Dataset entries:

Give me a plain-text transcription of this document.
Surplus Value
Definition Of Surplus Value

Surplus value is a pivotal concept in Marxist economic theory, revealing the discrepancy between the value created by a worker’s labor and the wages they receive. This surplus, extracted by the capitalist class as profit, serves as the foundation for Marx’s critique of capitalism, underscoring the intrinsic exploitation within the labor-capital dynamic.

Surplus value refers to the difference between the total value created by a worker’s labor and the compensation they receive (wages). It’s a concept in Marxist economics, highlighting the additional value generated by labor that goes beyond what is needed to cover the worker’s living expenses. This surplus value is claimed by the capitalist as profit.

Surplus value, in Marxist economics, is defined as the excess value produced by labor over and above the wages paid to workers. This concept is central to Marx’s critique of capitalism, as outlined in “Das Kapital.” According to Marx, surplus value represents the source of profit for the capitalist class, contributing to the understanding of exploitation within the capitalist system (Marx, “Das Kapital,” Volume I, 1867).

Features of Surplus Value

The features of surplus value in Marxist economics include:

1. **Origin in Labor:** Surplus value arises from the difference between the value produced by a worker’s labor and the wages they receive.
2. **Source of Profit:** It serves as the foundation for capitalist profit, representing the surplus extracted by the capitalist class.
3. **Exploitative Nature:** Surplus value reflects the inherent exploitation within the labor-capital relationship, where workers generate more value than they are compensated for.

Task prompt:
Write out the material from the first line to the last, exactly.

Complete answer:
Give me a plain-text transcription of this document.
Surplus Value
Definition Of Surplus Value

Surplus value is a pivotal concept in Marxist economic theory, revealing the discrepancy between the value created by a worker’s labor and the wages they receive. This surplus, extracted by the capitalist class as profit, serves as the foundation for Marx’s critique of capitalism, underscoring the intrinsic exploitation within the labor-capital dynamic.

Surplus value refers to the difference between the total value created by a worker’s labor and the compensation they receive (wages). It’s a concept in Marxist economics, highlighting the additional value generated by labor that goes beyond what is needed to cover the worker’s living expenses. This surplus value is claimed by the capitalist as profit.

Surplus value, in Marxist economics, is defined as the excess value produced by labor over and above the wages paid to workers. This concept is central to Marx’s critique of capitalism, as outlined in “Das Kapital.” According to Marx, surplus value represents the source of profit for the capitalist class, contributing to the understanding of exploitation within the capitalist system (Marx, “Das Kapital,” Volume I, 1867).

Features of Surplus Value

The features of surplus value in Marxist economics include:

1. **Origin in Labor:** Surplus value arises from the difference between the value produced by a worker’s labor and the wages they receive.
2. **Source of Profit:** It serves as the foundation for capitalist profit, representing the surplus extracted by the capitalist class.
3. **Exploitative Nature:** Surplus value reflects the inherent exploitation within the labor-capital relationship, where workers generate more value than they are compensated for.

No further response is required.